## GIVEN REQUEST:
Output the material below in full, exactly as it is.

[Records from a data collection]
╔══

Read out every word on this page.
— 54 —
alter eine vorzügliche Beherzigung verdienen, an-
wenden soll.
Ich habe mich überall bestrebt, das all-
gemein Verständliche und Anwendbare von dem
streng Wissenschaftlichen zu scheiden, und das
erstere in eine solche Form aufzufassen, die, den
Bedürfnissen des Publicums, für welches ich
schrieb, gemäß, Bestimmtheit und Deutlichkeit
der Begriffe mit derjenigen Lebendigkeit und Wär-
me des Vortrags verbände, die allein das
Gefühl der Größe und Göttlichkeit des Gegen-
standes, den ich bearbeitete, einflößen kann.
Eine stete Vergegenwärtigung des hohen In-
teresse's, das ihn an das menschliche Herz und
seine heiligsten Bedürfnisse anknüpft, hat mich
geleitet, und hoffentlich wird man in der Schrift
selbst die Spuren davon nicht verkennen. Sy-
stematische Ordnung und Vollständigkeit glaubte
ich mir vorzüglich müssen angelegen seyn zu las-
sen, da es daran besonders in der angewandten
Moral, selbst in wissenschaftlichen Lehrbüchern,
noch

╚══

## EXERCISE RESULT:
Read out every word on this page.
— 54 —
alter eine vorzügliche Beherzigung verdienen, an-
wenden soll.
Ich habe mich überall bestrebt, das all-
gemein Verständliche und Anwendbare von dem
streng Wissenschaftlichen zu scheiden, und das
erstere in eine solche Form aufzufassen, die, den
Bedürfnissen des Publicums, für welches ich
schrieb, gemäß, Bestimmtheit und Deutlichkeit
der Begriffe mit derjenigen Lebendigkeit und Wär-
me des Vortrags verbände, die allein das
Gefühl der Größe und Göttlichkeit des Gegen-
standes, den ich bearbeitete, einflößen kann.
Eine stete Vergegenwärtigung des hohen In-
teresse's, das ihn an das menschliche Herz und
seine heiligsten Bedürfnisse anknüpft, hat mich
geleitet, und hoffentlich wird man in der Schrift
selbst die Spuren davon nicht verkennen. Sy-
stematische Ordnung und Vollständigkeit glaubte
ich mir vorzüglich müssen angelegen seyn zu las-
sen, da es daran besonders in der angewandten
Moral, selbst in wissenschaftlichen Lehrbüchern,
noch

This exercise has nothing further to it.